--- TASK DESCRIPTION ---
Provide only the number of lines in the data below that contain the word "lekcje".

--- DATA FOR PROCESSING ---
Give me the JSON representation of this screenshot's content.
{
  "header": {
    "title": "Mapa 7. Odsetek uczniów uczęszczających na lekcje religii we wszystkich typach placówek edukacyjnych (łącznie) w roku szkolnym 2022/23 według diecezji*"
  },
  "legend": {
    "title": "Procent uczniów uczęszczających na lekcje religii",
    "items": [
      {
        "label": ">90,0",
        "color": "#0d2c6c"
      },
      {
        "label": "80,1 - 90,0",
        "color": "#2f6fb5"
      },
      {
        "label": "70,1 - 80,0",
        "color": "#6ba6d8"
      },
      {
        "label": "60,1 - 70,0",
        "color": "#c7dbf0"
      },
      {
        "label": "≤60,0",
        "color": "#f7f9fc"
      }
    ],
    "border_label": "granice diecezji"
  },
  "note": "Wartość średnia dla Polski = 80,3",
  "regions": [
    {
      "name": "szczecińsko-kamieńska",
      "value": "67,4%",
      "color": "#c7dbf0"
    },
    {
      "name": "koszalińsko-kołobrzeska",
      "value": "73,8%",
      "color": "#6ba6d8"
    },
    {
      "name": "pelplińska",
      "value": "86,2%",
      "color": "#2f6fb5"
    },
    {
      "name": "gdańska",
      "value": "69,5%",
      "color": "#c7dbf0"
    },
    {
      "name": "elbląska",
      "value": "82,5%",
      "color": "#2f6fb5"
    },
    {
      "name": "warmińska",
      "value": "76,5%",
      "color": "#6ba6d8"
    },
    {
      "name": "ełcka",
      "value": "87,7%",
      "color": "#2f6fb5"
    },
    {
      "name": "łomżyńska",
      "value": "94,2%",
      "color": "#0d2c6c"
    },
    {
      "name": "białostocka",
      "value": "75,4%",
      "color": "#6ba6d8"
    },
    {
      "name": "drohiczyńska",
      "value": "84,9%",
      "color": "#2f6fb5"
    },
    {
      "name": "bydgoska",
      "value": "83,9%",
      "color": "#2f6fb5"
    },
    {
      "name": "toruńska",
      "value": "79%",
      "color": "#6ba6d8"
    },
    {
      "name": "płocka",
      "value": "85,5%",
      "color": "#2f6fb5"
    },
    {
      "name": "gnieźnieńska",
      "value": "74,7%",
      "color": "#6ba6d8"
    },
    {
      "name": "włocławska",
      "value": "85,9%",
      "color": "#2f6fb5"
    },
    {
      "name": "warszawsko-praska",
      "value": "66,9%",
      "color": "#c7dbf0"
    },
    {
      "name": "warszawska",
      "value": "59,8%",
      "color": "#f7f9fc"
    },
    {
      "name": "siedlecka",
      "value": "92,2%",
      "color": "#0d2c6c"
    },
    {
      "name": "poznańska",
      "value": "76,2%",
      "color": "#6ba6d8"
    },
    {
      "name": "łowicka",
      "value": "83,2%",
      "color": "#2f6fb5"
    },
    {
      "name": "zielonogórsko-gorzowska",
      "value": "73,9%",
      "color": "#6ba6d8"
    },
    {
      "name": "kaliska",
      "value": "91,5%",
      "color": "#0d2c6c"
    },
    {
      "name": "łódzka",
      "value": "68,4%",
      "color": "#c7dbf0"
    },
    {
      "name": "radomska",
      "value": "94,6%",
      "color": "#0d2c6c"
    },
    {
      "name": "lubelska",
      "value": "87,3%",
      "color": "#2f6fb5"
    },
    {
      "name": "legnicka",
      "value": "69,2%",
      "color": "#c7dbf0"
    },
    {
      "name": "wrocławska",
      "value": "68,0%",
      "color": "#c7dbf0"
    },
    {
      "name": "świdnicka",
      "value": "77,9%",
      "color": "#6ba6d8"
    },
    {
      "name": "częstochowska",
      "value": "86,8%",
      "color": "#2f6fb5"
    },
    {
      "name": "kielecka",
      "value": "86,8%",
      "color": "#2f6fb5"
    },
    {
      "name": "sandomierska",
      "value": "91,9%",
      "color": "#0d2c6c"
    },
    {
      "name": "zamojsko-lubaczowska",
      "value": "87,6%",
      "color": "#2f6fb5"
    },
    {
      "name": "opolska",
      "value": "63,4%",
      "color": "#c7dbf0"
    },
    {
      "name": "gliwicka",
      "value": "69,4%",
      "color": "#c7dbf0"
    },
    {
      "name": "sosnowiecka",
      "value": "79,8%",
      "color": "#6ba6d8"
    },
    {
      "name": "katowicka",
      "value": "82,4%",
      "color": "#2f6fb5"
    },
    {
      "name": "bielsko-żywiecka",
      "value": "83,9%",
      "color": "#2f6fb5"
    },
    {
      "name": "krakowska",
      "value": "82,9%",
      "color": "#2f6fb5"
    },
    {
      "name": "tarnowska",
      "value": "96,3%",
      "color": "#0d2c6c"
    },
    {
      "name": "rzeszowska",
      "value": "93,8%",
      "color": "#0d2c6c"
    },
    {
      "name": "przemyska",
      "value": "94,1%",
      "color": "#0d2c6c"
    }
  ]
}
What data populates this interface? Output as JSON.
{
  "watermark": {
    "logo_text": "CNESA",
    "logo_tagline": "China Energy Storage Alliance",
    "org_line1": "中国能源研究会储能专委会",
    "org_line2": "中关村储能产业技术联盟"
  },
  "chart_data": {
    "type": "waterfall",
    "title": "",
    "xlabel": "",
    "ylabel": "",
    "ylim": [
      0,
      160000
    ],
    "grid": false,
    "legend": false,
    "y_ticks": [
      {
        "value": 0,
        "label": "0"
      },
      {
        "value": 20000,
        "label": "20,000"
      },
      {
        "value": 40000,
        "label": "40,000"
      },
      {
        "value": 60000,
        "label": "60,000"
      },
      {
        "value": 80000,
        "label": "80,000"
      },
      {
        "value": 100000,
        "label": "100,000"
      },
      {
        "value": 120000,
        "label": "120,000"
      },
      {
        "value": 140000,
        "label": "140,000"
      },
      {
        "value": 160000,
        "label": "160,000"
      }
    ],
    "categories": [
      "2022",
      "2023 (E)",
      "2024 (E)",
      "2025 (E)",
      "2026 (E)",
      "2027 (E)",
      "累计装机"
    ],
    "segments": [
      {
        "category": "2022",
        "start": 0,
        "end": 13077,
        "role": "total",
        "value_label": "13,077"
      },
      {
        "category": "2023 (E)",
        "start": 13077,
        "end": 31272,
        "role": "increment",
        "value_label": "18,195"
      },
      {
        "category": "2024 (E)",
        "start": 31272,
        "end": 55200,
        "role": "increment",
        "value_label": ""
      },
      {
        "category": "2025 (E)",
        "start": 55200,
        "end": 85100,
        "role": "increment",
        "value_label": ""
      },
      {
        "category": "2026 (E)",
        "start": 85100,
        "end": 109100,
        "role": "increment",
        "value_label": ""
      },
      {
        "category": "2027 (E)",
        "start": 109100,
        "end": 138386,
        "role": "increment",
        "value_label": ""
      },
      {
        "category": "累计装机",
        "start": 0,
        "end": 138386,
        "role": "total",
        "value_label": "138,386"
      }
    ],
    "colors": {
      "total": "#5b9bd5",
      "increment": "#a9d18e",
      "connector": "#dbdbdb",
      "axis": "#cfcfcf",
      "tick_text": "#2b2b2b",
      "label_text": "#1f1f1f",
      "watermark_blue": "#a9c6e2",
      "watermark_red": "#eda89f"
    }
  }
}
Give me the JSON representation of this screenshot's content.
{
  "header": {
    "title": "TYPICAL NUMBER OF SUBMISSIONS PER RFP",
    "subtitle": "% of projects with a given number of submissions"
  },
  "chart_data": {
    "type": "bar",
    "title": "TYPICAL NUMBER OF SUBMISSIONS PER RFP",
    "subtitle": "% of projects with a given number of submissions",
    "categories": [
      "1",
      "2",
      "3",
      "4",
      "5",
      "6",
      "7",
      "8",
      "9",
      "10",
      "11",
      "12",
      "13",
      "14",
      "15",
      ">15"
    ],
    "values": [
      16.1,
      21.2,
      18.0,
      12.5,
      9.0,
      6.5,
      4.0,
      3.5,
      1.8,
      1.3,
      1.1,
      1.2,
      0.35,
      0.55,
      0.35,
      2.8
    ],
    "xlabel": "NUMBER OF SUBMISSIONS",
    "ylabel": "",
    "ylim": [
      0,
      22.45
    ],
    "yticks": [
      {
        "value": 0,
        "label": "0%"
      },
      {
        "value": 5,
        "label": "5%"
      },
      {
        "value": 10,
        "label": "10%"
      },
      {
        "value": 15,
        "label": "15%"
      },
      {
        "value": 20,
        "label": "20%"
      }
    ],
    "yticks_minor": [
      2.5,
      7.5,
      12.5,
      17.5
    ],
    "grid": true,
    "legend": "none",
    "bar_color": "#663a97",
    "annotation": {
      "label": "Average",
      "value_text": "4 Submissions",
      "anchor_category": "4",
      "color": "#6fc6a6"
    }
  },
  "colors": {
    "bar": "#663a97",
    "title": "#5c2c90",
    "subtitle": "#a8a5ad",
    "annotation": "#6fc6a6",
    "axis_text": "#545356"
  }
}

--- OUTPUT FOR THIS EXERCISE ---
2